**What the exercise asks:**
Copy each line that contains the word "screenshot".

-- Task input start --

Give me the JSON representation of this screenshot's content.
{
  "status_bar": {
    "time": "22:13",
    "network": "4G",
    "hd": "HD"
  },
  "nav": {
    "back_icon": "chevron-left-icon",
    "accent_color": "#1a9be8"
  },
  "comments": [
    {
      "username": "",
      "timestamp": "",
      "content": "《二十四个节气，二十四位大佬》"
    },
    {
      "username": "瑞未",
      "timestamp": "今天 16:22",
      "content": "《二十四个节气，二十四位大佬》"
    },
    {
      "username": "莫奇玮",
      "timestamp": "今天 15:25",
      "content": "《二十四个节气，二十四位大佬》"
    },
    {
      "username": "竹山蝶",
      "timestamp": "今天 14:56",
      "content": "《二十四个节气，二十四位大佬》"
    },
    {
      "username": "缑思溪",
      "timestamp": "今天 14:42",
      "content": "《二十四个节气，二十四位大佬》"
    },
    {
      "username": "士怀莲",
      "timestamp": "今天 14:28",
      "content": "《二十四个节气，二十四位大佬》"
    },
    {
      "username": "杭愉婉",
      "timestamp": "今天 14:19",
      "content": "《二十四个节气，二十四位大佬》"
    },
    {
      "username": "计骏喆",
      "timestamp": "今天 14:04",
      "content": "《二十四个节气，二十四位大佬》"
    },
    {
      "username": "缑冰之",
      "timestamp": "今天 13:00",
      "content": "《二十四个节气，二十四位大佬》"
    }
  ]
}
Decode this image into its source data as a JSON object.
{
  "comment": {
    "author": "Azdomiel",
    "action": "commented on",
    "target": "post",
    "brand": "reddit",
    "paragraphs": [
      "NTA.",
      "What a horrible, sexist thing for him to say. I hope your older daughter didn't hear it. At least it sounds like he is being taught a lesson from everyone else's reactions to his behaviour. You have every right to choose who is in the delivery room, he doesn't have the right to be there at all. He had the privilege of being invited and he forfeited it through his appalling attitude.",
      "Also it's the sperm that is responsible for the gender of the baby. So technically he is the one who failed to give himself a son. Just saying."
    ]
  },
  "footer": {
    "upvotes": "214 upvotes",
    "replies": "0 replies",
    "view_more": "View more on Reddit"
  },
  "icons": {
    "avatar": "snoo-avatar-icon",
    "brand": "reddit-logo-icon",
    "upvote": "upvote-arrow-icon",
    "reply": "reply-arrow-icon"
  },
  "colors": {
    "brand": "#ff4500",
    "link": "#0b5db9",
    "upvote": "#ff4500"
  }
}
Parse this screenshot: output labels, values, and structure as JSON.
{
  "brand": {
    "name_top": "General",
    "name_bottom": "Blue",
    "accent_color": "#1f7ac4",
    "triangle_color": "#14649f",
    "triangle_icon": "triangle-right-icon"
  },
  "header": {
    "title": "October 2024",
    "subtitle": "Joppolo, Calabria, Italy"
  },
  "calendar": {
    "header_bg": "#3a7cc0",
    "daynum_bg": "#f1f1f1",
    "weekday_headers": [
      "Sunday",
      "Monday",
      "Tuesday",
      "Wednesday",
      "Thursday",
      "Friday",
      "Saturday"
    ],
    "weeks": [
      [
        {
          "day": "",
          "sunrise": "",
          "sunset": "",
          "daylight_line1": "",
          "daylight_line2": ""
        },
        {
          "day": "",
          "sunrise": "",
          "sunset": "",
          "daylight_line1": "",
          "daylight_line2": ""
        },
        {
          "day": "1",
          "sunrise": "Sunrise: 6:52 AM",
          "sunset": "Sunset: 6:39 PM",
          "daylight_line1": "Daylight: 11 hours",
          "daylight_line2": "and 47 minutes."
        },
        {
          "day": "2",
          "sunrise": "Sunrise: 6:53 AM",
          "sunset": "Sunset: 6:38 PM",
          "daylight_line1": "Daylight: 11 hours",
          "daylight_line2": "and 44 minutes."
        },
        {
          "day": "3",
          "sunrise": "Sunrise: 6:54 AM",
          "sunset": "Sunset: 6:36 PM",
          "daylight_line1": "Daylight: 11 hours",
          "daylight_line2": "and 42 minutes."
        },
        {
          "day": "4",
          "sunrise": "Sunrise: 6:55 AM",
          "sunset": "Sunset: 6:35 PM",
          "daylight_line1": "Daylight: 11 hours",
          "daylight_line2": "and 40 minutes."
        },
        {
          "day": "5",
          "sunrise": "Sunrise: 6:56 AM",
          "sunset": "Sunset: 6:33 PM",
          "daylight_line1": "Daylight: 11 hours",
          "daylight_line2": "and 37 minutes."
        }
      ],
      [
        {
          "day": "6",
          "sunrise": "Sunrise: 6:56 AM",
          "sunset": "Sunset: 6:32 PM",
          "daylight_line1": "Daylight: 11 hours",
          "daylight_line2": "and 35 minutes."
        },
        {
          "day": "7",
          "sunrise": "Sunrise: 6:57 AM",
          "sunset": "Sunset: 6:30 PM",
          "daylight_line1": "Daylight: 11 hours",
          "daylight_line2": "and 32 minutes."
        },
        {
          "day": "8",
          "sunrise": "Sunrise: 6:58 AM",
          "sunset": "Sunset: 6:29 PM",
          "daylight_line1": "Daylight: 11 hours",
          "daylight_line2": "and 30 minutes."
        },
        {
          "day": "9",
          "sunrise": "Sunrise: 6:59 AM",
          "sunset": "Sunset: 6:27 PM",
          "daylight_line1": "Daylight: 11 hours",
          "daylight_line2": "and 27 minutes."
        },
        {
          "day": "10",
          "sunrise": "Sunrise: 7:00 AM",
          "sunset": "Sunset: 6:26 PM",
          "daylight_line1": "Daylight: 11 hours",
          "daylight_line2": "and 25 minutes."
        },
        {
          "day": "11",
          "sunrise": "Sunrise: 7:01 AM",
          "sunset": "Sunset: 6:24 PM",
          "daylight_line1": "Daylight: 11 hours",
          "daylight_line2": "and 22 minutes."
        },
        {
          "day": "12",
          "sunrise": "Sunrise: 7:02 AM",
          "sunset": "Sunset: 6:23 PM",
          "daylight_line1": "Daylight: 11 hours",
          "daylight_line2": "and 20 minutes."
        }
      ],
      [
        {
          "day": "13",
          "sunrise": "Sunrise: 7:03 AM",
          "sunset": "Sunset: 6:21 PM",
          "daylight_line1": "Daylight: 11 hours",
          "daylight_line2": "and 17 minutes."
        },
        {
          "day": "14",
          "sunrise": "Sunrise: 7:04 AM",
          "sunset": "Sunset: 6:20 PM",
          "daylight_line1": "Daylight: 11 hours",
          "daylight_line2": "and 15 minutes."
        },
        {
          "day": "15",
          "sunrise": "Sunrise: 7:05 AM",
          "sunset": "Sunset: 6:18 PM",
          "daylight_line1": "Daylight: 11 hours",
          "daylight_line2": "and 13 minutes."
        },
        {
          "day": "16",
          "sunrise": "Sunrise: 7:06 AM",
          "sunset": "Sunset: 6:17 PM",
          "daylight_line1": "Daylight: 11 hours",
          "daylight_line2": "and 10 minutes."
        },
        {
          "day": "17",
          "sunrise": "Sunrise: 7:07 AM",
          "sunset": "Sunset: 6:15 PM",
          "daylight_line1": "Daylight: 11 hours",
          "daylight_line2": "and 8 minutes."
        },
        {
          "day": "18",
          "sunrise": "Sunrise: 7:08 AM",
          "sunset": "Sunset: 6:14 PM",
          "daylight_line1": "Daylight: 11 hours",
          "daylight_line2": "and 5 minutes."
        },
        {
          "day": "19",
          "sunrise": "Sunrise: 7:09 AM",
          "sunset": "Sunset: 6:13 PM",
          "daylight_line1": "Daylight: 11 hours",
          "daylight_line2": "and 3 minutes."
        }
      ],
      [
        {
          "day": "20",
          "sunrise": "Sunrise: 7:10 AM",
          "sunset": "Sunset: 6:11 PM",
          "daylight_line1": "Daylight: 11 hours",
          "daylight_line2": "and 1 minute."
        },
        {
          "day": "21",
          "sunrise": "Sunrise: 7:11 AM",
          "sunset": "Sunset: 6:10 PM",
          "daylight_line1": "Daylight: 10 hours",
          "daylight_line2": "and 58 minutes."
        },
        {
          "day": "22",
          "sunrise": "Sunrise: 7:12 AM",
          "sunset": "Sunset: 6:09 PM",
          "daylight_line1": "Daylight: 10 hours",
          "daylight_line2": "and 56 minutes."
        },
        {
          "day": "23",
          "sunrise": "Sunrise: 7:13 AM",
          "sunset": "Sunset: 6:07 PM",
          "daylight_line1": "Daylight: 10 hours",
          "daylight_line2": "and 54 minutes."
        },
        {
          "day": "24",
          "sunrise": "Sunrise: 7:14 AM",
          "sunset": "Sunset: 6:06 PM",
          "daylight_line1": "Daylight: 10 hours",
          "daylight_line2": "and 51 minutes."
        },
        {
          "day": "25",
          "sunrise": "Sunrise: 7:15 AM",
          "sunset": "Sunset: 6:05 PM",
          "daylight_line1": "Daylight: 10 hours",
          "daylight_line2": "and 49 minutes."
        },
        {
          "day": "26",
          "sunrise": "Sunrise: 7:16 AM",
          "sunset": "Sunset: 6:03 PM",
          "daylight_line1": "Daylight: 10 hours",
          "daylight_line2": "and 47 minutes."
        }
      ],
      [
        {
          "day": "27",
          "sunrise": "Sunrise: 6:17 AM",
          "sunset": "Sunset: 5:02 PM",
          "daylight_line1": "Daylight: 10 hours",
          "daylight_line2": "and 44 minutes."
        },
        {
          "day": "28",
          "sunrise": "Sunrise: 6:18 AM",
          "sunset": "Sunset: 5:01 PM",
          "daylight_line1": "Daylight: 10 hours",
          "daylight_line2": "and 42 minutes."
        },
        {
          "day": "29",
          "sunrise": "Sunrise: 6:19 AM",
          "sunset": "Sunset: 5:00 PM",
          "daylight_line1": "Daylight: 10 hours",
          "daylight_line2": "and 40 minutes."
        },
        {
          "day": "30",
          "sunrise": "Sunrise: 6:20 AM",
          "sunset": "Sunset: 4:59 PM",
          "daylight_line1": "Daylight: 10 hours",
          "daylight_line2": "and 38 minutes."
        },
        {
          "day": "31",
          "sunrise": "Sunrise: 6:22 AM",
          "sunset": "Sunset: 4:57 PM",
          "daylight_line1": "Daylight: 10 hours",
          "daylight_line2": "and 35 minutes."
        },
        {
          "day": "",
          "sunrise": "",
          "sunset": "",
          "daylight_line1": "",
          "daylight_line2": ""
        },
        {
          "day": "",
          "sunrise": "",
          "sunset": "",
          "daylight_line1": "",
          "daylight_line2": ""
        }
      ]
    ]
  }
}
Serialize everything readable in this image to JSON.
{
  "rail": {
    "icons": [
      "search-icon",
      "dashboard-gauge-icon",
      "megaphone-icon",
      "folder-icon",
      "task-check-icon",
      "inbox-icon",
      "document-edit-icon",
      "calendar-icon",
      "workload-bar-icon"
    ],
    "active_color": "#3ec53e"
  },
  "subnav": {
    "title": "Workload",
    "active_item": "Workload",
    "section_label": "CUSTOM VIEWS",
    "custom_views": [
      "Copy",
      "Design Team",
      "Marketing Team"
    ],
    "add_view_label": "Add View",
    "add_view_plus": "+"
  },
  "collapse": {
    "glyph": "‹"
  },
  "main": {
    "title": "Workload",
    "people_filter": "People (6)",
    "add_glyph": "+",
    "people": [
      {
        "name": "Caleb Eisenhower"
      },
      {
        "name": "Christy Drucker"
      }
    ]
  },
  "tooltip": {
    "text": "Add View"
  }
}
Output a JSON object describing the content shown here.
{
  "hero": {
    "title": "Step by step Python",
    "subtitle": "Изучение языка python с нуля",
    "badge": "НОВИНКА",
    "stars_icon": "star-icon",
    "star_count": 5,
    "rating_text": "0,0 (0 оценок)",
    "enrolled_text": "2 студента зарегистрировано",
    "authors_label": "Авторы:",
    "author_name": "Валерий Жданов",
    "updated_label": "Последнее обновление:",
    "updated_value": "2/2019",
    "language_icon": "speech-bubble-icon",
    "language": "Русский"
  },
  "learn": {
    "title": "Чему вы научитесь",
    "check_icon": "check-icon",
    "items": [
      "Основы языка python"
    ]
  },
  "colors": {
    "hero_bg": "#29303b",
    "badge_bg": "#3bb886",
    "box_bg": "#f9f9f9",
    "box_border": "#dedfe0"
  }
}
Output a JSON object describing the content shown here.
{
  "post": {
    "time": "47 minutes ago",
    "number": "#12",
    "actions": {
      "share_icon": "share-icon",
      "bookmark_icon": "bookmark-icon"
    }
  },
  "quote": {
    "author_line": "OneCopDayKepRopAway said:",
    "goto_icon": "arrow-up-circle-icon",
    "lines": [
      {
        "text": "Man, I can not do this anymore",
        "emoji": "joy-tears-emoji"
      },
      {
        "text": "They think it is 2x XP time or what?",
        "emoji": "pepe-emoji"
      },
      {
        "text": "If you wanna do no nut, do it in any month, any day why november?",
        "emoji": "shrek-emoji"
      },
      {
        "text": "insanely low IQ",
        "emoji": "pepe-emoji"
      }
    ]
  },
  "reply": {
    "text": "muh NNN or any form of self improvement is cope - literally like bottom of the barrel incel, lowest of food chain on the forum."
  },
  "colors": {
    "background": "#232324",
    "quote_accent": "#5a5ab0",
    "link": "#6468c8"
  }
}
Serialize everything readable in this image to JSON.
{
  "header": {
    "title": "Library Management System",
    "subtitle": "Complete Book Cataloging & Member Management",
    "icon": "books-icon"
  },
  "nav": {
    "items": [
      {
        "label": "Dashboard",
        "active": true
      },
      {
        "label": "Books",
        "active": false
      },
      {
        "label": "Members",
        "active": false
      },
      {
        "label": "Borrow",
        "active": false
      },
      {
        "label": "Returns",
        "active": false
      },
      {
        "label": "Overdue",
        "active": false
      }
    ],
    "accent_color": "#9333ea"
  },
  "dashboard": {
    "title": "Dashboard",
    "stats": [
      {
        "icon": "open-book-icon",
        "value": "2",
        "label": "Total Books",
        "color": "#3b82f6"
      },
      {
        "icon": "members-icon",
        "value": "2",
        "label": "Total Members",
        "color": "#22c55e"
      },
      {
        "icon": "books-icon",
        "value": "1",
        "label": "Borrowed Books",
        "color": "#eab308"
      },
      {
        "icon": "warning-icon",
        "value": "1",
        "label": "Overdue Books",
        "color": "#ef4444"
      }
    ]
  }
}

-- Task input end --

**Solution:**
Give me the JSON representation of this screenshot's content.
Parse this screenshot: output labels, values, and structure as JSON.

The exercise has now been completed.